▶ _Written instruction_: Extract the full set of records, then give each one again exactly.

▶ _Data for the task_:
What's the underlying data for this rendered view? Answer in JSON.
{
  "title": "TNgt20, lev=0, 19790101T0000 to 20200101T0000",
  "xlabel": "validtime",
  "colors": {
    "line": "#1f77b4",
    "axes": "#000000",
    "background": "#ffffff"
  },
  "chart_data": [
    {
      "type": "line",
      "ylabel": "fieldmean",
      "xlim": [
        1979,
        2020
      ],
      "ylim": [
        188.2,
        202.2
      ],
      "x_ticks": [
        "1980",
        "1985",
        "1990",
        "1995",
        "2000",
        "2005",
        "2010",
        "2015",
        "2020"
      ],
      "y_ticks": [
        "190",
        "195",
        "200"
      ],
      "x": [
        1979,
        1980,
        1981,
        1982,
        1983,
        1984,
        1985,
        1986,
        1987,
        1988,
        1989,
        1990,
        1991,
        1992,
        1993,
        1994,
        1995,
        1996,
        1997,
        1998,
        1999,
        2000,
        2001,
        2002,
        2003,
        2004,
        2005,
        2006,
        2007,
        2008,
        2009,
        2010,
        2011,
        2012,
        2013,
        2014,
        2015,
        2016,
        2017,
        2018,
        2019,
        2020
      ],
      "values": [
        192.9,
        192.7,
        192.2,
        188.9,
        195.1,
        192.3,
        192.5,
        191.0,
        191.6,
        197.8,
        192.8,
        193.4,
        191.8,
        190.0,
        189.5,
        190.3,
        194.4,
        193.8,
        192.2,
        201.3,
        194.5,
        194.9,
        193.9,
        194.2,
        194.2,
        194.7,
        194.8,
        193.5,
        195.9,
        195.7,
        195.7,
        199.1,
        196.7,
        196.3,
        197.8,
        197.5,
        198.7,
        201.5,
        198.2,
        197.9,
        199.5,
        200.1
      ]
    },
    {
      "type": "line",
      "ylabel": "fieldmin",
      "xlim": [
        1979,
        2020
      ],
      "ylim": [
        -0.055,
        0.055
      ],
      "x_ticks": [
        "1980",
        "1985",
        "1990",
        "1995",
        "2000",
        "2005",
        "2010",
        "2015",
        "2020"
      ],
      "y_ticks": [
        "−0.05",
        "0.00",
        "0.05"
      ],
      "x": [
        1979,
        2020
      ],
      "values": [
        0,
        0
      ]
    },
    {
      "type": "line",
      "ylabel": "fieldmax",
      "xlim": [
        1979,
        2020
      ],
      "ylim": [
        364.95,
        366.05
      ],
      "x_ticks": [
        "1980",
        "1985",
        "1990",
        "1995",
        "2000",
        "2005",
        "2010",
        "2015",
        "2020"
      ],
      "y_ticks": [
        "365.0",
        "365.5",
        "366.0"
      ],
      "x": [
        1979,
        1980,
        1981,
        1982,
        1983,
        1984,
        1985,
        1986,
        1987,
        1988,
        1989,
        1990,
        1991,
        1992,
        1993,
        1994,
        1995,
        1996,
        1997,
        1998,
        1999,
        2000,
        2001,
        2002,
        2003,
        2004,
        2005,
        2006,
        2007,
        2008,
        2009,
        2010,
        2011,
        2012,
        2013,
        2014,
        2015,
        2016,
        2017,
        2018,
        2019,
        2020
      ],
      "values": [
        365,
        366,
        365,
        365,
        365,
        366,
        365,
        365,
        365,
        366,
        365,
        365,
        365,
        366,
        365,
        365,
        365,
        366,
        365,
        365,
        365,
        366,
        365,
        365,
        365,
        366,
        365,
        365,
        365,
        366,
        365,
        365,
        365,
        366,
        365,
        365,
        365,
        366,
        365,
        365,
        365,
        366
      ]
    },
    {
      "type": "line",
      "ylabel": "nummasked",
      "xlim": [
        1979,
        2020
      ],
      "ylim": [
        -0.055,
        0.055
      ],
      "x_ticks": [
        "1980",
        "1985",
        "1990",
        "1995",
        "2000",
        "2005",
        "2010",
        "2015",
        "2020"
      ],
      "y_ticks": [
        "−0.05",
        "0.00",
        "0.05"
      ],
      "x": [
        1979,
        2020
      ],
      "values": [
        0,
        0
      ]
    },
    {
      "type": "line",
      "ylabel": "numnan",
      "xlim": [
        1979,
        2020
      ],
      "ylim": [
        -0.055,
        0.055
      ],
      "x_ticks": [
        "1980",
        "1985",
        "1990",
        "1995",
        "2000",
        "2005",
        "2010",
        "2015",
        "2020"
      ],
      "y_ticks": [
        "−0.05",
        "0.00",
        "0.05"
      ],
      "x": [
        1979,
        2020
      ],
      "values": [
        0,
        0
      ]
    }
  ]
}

▶ _Answer for the task_:
What's the underlying data for this rendered view? Answer in JSON.
{
  "title": "TNgt20, lev=0, 19790101T0000 to 20200101T0000",
  "xlabel": "validtime",
  "colors": {
    "line": "#1f77b4",
    "axes": "#000000",
    "background": "#ffffff"
  },
  "chart_data": [
    {
      "type": "line",
      "ylabel": "fieldmean",
      "xlim": [
        1979,
        2020
      ],
      "ylim": [
        188.2,
        202.2
      ],
      "x_ticks": [
        "1980",
        "1985",
        "1990",
        "1995",
        "2000",
        "2005",
        "2010",
        "2015",
        "2020"
      ],
      "y_ticks": [
        "190",
        "195",
        "200"
      ],
      "x": [
        1979,
        1980,
        1981,
        1982,
        1983,
        1984,
        1985,
        1986,
        1987,
        1988,
        1989,
        1990,
        1991,
        1992,
        1993,
        1994,
        1995,
        1996,
        1997,
        1998,
        1999,
        2000,
        2001,
        2002,
        2003,
        2004,
        2005,
        2006,
        2007,
        2008,
        2009,
        2010,
        2011,
        2012,
        2013,
        2014,
        2015,
        2016,
        2017,
        2018,
        2019,
        2020
      ],
      "values": [
        192.9,
        192.7,
        192.2,
        188.9,
        195.1,
        192.3,
        192.5,
        191.0,
        191.6,
        197.8,
        192.8,
        193.4,
        191.8,
        190.0,
        189.5,
        190.3,
        194.4,
        193.8,
        192.2,
        201.3,
        194.5,
        194.9,
        193.9,
        194.2,
        194.2,
        194.7,
        194.8,
        193.5,
        195.9,
        195.7,
        195.7,
        199.1,
        196.7,
        196.3,
        197.8,
        197.5,
        198.7,
        201.5,
        198.2,
        197.9,
        199.5,
        200.1
      ]
    },
    {
      "type": "line",
      "ylabel": "fieldmin",
      "xlim": [
        1979,
        2020
      ],
      "ylim": [
        -0.055,
        0.055
      ],
      "x_ticks": [
        "1980",
        "1985",
        "1990",
        "1995",
        "2000",
        "2005",
        "2010",
        "2015",
        "2020"
      ],
      "y_ticks": [
        "−0.05",
        "0.00",
        "0.05"
      ],
      "x": [
        1979,
        2020
      ],
      "values": [
        0,
        0
      ]
    },
    {
      "type": "line",
      "ylabel": "fieldmax",
      "xlim": [
        1979,
        2020
      ],
      "ylim": [
        364.95,
        366.05
      ],
      "x_ticks": [
        "1980",
        "1985",
        "1990",
        "1995",
        "2000",
        "2005",
        "2010",
        "2015",
        "2020"
      ],
      "y_ticks": [
        "365.0",
        "365.5",
        "366.0"
      ],
      "x": [
        1979,
        1980,
        1981,
        1982,
        1983,
        1984,
        1985,
        1986,
        1987,
        1988,
        1989,
        1990,
        1991,
        1992,
        1993,
        1994,
        1995,
        1996,
        1997,
        1998,
        1999,
        2000,
        2001,
        2002,
        2003,
        2004,
        2005,
        2006,
        2007,
        2008,
        2009,
        2010,
        2011,
        2012,
        2013,
        2014,
        2015,
        2016,
        2017,
        2018,
        2019,
        2020
      ],
      "values": [
        365,
        366,
        365,
        365,
        365,
        366,
        365,
        365,
        365,
        366,
        365,
        365,
        365,
        366,
        365,
        365,
        365,
        366,
        365,
        365,
        365,
        366,
        365,
        365,
        365,
        366,
        365,
        365,
        365,
        366,
        365,
        365,
        365,
        366,
        365,
        365,
        365,
        366,
        365,
        365,
        365,
        366
      ]
    },
    {
      "type": "line",
      "ylabel": "nummasked",
      "xlim": [
        1979,
        2020
      ],
      "ylim": [
        -0.055,
        0.055
      ],
      "x_ticks": [
        "1980",
        "1985",
        "1990",
        "1995",
        "2000",
        "2005",
        "2010",
        "2015",
        "2020"
      ],
      "y_ticks": [
        "−0.05",
        "0.00",
        "0.05"
      ],
      "x": [
        1979,
        2020
      ],
      "values": [
        0,
        0
      ]
    },
    {
      "type": "line",
      "ylabel": "numnan",
      "xlim": [
        1979,
        2020
      ],
      "ylim": [
        -0.055,
        0.055
      ],
      "x_ticks": [
        "1980",
        "1985",
        "1990",
        "1995",
        "2000",
        "2005",
        "2010",
        "2015",
        "2020"
      ],
      "y_ticks": [
        "−0.05",
        "0.00",
        "0.05"
      ],
      "x": [
        1979,
        2020
      ],
      "values": [
        0,
        0
      ]
    }
  ]
}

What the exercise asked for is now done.